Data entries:
::::

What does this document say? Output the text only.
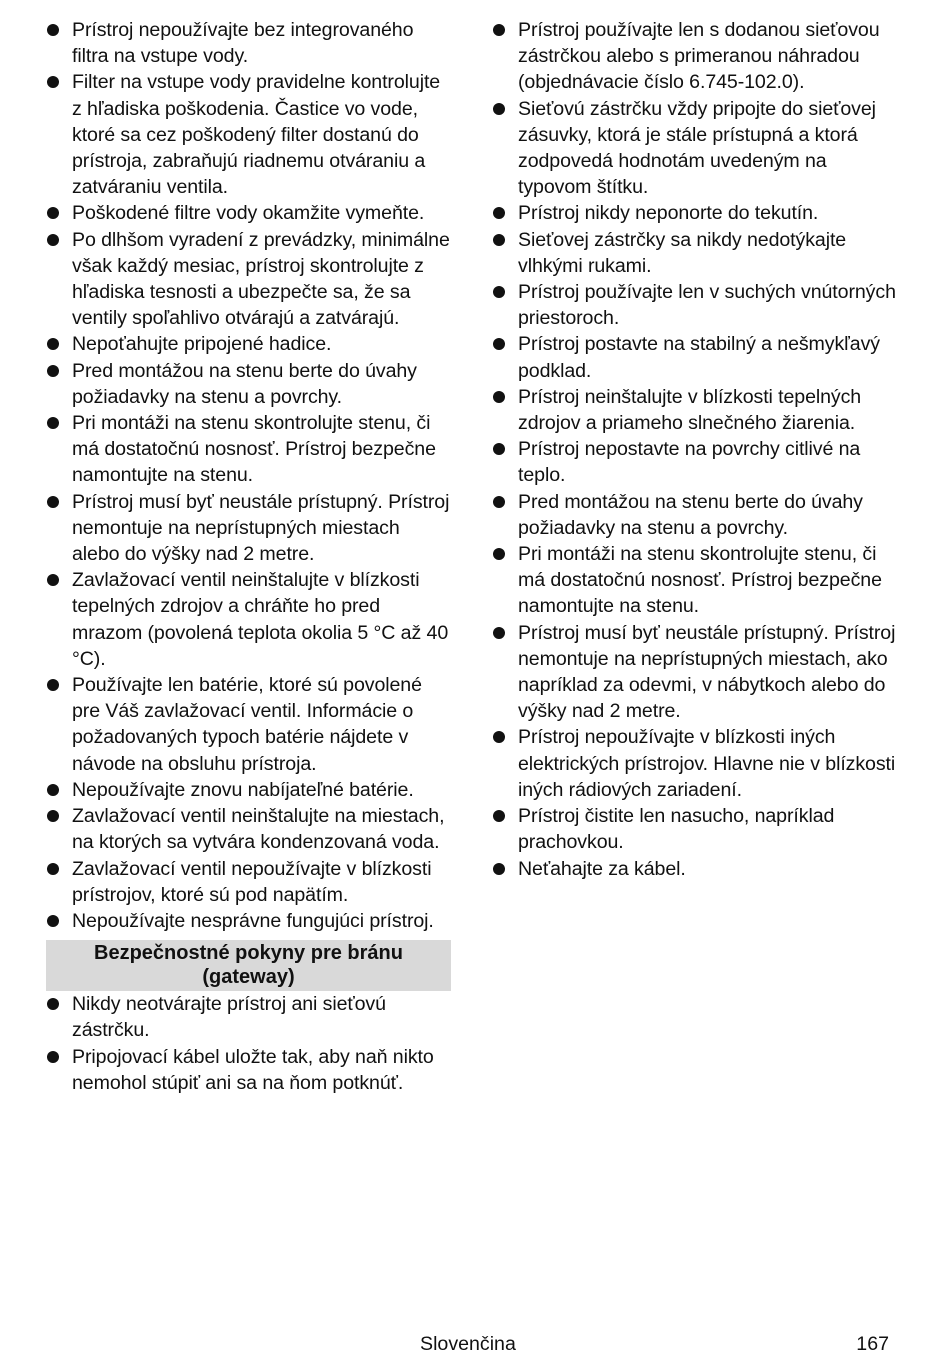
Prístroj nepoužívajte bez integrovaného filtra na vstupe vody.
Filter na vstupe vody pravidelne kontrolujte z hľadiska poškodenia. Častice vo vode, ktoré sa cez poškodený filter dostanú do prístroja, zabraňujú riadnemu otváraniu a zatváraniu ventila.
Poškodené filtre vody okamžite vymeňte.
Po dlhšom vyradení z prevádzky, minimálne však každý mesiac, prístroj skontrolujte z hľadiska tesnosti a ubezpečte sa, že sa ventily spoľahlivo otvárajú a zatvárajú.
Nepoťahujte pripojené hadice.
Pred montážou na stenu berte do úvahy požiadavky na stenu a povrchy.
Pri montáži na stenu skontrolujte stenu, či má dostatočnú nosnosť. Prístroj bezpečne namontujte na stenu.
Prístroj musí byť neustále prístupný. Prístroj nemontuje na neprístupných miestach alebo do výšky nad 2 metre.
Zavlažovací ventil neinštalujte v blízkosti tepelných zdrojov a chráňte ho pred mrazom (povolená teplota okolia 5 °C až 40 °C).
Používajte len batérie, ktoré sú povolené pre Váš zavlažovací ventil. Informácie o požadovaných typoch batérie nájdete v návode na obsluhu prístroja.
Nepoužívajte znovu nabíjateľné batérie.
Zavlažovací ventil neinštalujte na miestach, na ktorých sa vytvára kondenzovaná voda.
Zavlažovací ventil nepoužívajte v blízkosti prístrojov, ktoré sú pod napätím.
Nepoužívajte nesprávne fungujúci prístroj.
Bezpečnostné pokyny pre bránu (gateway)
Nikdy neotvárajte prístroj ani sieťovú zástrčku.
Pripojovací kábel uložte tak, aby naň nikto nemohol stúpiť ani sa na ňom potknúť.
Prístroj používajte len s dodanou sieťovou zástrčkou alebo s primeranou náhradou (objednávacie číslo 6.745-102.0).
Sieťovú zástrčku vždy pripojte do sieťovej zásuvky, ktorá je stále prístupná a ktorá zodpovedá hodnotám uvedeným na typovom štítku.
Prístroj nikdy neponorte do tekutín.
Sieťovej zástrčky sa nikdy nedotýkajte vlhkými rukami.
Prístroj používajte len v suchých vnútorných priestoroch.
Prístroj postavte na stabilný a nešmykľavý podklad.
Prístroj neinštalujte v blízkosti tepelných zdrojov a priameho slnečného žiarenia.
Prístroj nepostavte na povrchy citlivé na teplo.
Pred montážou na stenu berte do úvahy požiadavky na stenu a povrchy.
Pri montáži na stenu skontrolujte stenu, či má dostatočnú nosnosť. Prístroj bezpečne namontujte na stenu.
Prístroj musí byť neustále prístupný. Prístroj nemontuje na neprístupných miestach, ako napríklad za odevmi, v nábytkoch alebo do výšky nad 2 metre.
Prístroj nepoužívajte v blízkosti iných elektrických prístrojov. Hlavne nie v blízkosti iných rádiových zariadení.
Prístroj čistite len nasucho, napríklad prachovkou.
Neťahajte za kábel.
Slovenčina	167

::::

Given exercise:
Using the data above, print every line exactly, omitting pictures.

Written response:
What does this document say? Output the text only.
Prístroj nepoužívajte bez integrovaného filtra na vstupe vody.
Filter na vstupe vody pravidelne kontrolujte z hľadiska poškodenia. Častice vo vode, ktoré sa cez poškodený filter dostanú do prístroja, zabraňujú riadnemu otváraniu a zatváraniu ventila.
Poškodené filtre vody okamžite vymeňte.
Po dlhšom vyradení z prevádzky, minimálne však každý mesiac, prístroj skontrolujte z hľadiska tesnosti a ubezpečte sa, že sa ventily spoľahlivo otvárajú a zatvárajú.
Nepoťahujte pripojené hadice.
Pred montážou na stenu berte do úvahy požiadavky na stenu a povrchy.
Pri montáži na stenu skontrolujte stenu, či má dostatočnú nosnosť. Prístroj bezpečne namontujte na stenu.
Prístroj musí byť neustále prístupný. Prístroj nemontuje na neprístupných miestach alebo do výšky nad 2 metre.
Zavlažovací ventil neinštalujte v blízkosti tepelných zdrojov a chráňte ho pred mrazom (povolená teplota okolia 5 °C až 40 °C).
Používajte len batérie, ktoré sú povolené pre Váš zavlažovací ventil. Informácie o požadovaných typoch batérie nájdete v návode na obsluhu prístroja.
Nepoužívajte znovu nabíjateľné batérie.
Zavlažovací ventil neinštalujte na miestach, na ktorých sa vytvára kondenzovaná voda.
Zavlažovací ventil nepoužívajte v blízkosti prístrojov, ktoré sú pod napätím.
Nepoužívajte nesprávne fungujúci prístroj.
Bezpečnostné pokyny pre bránu (gateway)
Nikdy neotvárajte prístroj ani sieťovú zástrčku.
Pripojovací kábel uložte tak, aby naň nikto nemohol stúpiť ani sa na ňom potknúť.
Prístroj používajte len s dodanou sieťovou zástrčkou alebo s primeranou náhradou (objednávacie číslo 6.745-102.0).
Sieťovú zástrčku vždy pripojte do sieťovej zásuvky, ktorá je stále prístupná a ktorá zodpovedá hodnotám uvedeným na typovom štítku.
Prístroj nikdy neponorte do tekutín.
Sieťovej zástrčky sa nikdy nedotýkajte vlhkými rukami.
Prístroj používajte len v suchých vnútorných priestoroch.
Prístroj postavte na stabilný a nešmykľavý podklad.
Prístroj neinštalujte v blízkosti tepelných zdrojov a priameho slnečného žiarenia.
Prístroj nepostavte na povrchy citlivé na teplo.
Pred montážou na stenu berte do úvahy požiadavky na stenu a povrchy.
Pri montáži na stenu skontrolujte stenu, či má dostatočnú nosnosť. Prístroj bezpečne namontujte na stenu.
Prístroj musí byť neustále prístupný. Prístroj nemontuje na neprístupných miestach, ako napríklad za odevmi, v nábytkoch alebo do výšky nad 2 metre.
Prístroj nepoužívajte v blízkosti iných elektrických prístrojov. Hlavne nie v blízkosti iných rádiových zariadení.
Prístroj čistite len nasucho, napríklad prachovkou.
Neťahajte za kábel.
Slovenčina	167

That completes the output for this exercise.